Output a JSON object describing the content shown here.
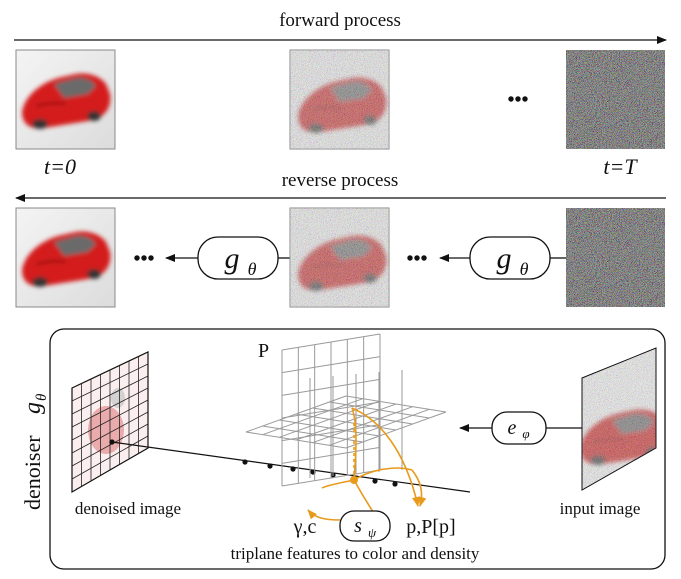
{
  "top": {
    "forward_label": "forward process",
    "reverse_label": "reverse process",
    "t0_label": "t=0",
    "tT_label": "t=T",
    "ellipsis": "•••"
  },
  "reverse_row": {
    "denoiser_symbol": "g",
    "denoiser_subscript": "θ",
    "ellipsis": "•••"
  },
  "denoiser_panel": {
    "side_title": "denoiser",
    "side_symbol": "g",
    "side_subscript": "θ",
    "triplane_label": "P",
    "encoder_symbol": "e",
    "encoder_subscript": "φ",
    "decoder_symbol": "s",
    "decoder_subscript": "ψ",
    "output_left": "γ,c",
    "output_right": "p,P[p]",
    "denoised_caption": "denoised image",
    "input_caption": "input image",
    "bottom_caption": "triplane features to color and density"
  },
  "colors": {
    "car_red": "#d41a1a",
    "flow_orange": "#e89a1c",
    "grid_gray": "#9a9a9a",
    "ink": "#111111"
  }
}
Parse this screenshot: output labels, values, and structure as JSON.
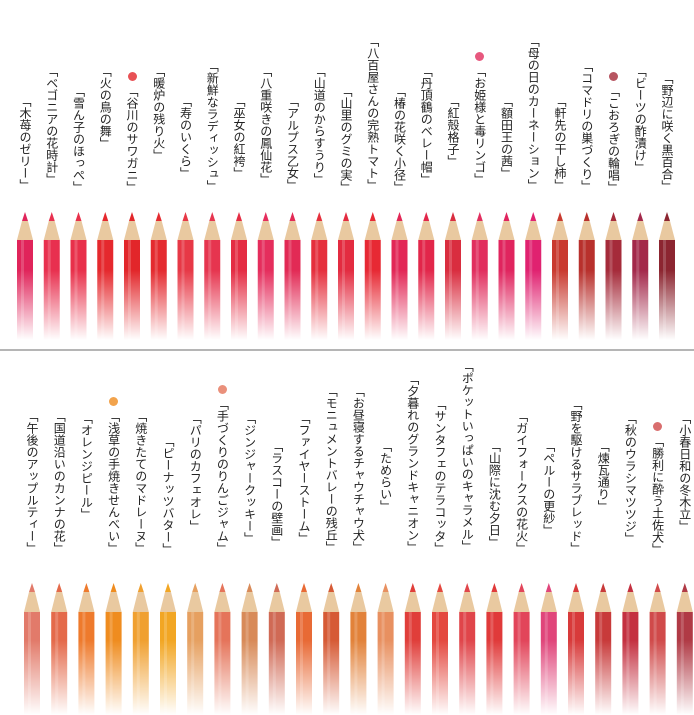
{
  "rows": [
    {
      "pencils": [
        {
          "label": "「木苺のゼリー」",
          "color": "#e0245a"
        },
        {
          "label": "「ベゴニアの花時計」",
          "color": "#e8304f"
        },
        {
          "label": "「雪ん子のほっぺ」",
          "color": "#e8304a"
        },
        {
          "label": "「火の鳥の舞」",
          "color": "#e5282d"
        },
        {
          "label": "「谷川のサワガニ」",
          "color": "#e2262a",
          "marked": true
        },
        {
          "label": "「暖炉の残り火」",
          "color": "#e42a2f"
        },
        {
          "label": "「寿のいくら」",
          "color": "#e73846"
        },
        {
          "label": "「新鮮なラディッシュ」",
          "color": "#e6354f"
        },
        {
          "label": "「巫女の紅袴」",
          "color": "#e42c43"
        },
        {
          "label": "「八重咲きの鳳仙花」",
          "color": "#e52d5c"
        },
        {
          "label": "「アルプス乙女」",
          "color": "#e22a55"
        },
        {
          "label": "「山道のからすうり」",
          "color": "#e52f3c"
        },
        {
          "label": "「山里のグミの実」",
          "color": "#e32b40"
        },
        {
          "label": "「八百屋さんの完熟トマト」",
          "color": "#e72934"
        },
        {
          "label": "「椿の花咲く小径」",
          "color": "#e22756"
        },
        {
          "label": "「丹頂鶴のベレー帽」",
          "color": "#e2264a"
        },
        {
          "label": "「紅殻格子」",
          "color": "#d92d3f"
        },
        {
          "label": "「お姫様と毒リンゴ」",
          "color": "#e12e5e",
          "marked": true
        },
        {
          "label": "「額田王の茜」",
          "color": "#e0245e"
        },
        {
          "label": "「母の日のカーネーション」",
          "color": "#e02270"
        },
        {
          "label": "「軒先の干し柿」",
          "color": "#c93a2f"
        },
        {
          "label": "「コマドリの巣づくり」",
          "color": "#b8302c"
        },
        {
          "label": "「こおろぎの輪唱」",
          "color": "#a52b3a",
          "marked": true
        },
        {
          "label": "「ビーツの酢漬け」",
          "color": "#a3284a"
        },
        {
          "label": "「野辺に咲く黒百合」",
          "color": "#8c2530"
        }
      ]
    },
    {
      "pencils": [
        {
          "label": "「午後のアップルティー」",
          "color": "#e27a6a"
        },
        {
          "label": "「国道沿いのカンナの花」",
          "color": "#e46a4a"
        },
        {
          "label": "「オレンジピール」",
          "color": "#ee7a2c"
        },
        {
          "label": "「浅草の手焼きせんべい」",
          "color": "#ef8c1f",
          "marked": true
        },
        {
          "label": "「焼きたてのマドレーヌ」",
          "color": "#f0a030"
        },
        {
          "label": "「ピーナッツバター」",
          "color": "#f2a623"
        },
        {
          "label": "「パリのカフェオレ」",
          "color": "#e6a060"
        },
        {
          "label": "「手づくりのりんごジャム」",
          "color": "#e5745a",
          "marked": true
        },
        {
          "label": "「ジンジャークッキー」",
          "color": "#d88a58"
        },
        {
          "label": "「ラスコーの壁画」",
          "color": "#d06a55"
        },
        {
          "label": "「ファイヤーストーム」",
          "color": "#e86a35"
        },
        {
          "label": "「モニュメントバレーの残丘」",
          "color": "#d65a35"
        },
        {
          "label": "「お昼寝するチャウチャウ犬」",
          "color": "#e2823a"
        },
        {
          "label": "「ためらい」",
          "color": "#e89060"
        },
        {
          "label": "「夕暮れのグランドキャニオン」",
          "color": "#e03e3a"
        },
        {
          "label": "「サンタフェのテラコッタ」",
          "color": "#e4483f"
        },
        {
          "label": "「ポケットいっぱいのキャラメル」",
          "color": "#e0454a"
        },
        {
          "label": "「山際に沈む夕日」",
          "color": "#e03a3a"
        },
        {
          "label": "「ガイフォークスの花火」",
          "color": "#e2455a"
        },
        {
          "label": "「ペルーの更紗」",
          "color": "#e0457a"
        },
        {
          "label": "「野を駆けるサラブレッド」",
          "color": "#d83a3a"
        },
        {
          "label": "「煉瓦通り」",
          "color": "#c83a3a"
        },
        {
          "label": "「秋のウラシマツツジ」",
          "color": "#c43040"
        },
        {
          "label": "「勝利に酔う土佐犬」",
          "color": "#d04a4a",
          "marked": true
        },
        {
          "label": "「小春日和の冬木立」",
          "color": "#b03a45"
        }
      ]
    }
  ]
}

* _What is required_
Pull out every line of the records above that contains the word "image".

* _Correct output_
    "denoised_caption": "denoised image",
    "input_caption": "input image",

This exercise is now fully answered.